[DIRECTION] Report the number of lines containing "HIGHER", with no other words.

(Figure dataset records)
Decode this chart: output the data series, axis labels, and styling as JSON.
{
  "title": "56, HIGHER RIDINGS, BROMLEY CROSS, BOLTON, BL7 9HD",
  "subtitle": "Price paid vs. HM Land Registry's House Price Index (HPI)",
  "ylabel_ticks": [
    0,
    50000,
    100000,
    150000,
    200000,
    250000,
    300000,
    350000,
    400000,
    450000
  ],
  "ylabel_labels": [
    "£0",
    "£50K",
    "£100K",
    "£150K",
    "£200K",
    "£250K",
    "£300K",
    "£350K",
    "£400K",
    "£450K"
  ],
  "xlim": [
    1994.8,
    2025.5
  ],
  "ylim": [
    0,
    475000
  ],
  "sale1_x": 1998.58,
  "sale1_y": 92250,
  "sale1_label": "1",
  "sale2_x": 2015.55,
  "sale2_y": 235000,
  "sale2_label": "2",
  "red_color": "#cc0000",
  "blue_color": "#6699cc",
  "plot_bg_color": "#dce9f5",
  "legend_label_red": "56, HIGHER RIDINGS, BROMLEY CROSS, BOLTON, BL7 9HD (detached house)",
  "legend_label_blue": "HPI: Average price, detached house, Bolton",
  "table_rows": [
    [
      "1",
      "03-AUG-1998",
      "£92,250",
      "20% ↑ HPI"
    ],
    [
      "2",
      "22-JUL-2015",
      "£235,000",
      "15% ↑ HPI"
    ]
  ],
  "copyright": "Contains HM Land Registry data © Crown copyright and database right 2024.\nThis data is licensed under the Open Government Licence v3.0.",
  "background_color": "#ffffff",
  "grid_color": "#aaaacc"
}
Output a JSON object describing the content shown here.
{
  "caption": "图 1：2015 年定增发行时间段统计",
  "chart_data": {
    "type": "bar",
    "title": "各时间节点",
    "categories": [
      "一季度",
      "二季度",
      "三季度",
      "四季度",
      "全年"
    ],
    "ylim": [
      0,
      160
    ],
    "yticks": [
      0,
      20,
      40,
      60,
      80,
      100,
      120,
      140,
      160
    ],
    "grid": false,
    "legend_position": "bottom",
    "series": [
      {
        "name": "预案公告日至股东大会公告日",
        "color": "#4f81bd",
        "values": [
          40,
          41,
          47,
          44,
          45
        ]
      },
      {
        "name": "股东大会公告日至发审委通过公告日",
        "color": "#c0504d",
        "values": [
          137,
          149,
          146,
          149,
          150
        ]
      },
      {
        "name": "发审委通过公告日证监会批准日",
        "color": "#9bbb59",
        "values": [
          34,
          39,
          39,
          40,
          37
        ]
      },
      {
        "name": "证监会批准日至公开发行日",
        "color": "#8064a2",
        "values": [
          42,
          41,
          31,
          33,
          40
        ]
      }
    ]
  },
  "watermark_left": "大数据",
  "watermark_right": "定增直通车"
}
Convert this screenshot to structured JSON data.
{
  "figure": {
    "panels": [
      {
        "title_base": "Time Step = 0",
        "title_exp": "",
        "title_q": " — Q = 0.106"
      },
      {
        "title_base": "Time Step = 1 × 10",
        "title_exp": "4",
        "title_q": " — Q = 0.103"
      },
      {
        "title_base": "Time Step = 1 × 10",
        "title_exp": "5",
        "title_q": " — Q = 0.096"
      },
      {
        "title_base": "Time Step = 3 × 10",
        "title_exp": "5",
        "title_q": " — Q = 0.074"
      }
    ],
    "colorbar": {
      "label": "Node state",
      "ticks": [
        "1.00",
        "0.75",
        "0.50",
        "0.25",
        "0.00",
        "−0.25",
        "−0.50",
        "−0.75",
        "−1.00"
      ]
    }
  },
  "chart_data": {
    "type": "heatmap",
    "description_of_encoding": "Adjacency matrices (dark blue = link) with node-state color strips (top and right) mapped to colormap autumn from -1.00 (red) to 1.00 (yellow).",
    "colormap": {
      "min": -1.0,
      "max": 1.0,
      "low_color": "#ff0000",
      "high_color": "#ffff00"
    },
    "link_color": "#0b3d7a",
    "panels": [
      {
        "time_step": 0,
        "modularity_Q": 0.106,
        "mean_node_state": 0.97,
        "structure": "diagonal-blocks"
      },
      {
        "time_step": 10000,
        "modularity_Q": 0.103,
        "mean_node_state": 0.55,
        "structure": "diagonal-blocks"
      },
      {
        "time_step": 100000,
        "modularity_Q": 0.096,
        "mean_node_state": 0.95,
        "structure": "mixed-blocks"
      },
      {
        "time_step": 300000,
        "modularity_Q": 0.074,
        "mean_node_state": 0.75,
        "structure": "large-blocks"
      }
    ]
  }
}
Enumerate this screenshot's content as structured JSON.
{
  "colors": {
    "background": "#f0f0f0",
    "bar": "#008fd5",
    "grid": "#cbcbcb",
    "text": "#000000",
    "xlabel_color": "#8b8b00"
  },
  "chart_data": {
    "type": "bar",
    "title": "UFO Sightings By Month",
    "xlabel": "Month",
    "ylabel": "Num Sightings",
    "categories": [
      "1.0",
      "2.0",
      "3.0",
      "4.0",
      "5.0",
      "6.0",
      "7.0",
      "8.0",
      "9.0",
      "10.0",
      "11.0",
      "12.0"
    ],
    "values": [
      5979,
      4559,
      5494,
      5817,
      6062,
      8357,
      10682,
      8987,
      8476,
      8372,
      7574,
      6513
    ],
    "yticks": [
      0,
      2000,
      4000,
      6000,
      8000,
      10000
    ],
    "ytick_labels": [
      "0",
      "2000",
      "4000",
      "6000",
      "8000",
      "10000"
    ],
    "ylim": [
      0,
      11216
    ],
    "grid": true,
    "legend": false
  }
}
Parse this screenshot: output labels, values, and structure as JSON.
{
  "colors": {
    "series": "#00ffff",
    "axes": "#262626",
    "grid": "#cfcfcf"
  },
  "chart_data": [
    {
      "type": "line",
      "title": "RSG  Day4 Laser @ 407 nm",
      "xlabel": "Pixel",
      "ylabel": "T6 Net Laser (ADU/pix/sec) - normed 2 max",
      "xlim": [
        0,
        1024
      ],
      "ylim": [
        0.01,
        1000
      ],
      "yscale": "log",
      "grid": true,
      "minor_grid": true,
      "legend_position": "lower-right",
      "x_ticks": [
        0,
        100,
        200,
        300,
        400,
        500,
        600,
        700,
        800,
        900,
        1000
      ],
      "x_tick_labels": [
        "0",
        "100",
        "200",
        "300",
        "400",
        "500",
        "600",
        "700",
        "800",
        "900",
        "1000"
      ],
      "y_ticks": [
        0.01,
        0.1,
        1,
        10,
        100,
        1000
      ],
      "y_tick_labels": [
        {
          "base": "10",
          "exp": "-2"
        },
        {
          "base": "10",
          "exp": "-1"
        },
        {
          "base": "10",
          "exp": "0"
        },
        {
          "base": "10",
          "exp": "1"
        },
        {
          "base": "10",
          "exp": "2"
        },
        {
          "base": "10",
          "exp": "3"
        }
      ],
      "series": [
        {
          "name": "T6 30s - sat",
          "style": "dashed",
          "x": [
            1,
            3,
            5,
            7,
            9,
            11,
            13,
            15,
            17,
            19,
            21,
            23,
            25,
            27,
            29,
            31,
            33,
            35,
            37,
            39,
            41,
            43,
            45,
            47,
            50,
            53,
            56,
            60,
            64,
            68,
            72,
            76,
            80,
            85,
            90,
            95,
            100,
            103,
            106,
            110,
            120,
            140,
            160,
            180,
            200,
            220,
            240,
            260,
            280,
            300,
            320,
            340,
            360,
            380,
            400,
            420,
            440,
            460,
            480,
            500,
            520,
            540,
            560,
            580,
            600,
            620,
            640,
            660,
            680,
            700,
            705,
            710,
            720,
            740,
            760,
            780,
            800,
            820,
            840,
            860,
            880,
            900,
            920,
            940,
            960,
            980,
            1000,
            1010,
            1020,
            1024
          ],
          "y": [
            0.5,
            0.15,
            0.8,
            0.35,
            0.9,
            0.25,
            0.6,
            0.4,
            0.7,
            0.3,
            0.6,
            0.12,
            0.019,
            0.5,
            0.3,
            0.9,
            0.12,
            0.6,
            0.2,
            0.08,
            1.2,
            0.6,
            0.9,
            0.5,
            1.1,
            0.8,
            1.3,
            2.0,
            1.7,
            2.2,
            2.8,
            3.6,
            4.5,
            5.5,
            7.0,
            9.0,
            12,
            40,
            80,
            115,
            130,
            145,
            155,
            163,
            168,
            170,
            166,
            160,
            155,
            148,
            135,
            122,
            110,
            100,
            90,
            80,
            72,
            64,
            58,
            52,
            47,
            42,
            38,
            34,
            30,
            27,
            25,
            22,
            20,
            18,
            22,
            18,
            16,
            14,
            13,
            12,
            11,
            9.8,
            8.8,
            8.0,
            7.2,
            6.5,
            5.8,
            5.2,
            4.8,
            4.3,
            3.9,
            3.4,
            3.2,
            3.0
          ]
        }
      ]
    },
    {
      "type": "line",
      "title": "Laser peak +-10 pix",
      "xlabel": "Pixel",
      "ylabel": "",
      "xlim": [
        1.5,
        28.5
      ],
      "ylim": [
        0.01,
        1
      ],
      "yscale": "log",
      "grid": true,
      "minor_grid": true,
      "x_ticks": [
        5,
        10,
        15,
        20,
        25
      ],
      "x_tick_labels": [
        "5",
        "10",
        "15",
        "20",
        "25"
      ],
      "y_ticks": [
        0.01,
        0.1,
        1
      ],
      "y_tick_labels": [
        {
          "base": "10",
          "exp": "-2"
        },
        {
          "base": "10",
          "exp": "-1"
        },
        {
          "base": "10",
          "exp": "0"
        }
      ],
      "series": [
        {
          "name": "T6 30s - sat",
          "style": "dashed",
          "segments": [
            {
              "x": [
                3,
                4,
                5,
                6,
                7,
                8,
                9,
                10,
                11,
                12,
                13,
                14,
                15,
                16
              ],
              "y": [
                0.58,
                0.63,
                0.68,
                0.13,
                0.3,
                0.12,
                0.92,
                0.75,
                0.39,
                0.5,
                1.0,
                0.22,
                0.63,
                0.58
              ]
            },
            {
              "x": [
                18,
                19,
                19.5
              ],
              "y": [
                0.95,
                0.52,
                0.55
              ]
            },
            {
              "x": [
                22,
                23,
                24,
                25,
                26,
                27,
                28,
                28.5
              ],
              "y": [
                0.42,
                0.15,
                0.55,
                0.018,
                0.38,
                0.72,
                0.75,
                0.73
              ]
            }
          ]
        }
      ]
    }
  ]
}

[TASK SOLUTION] 2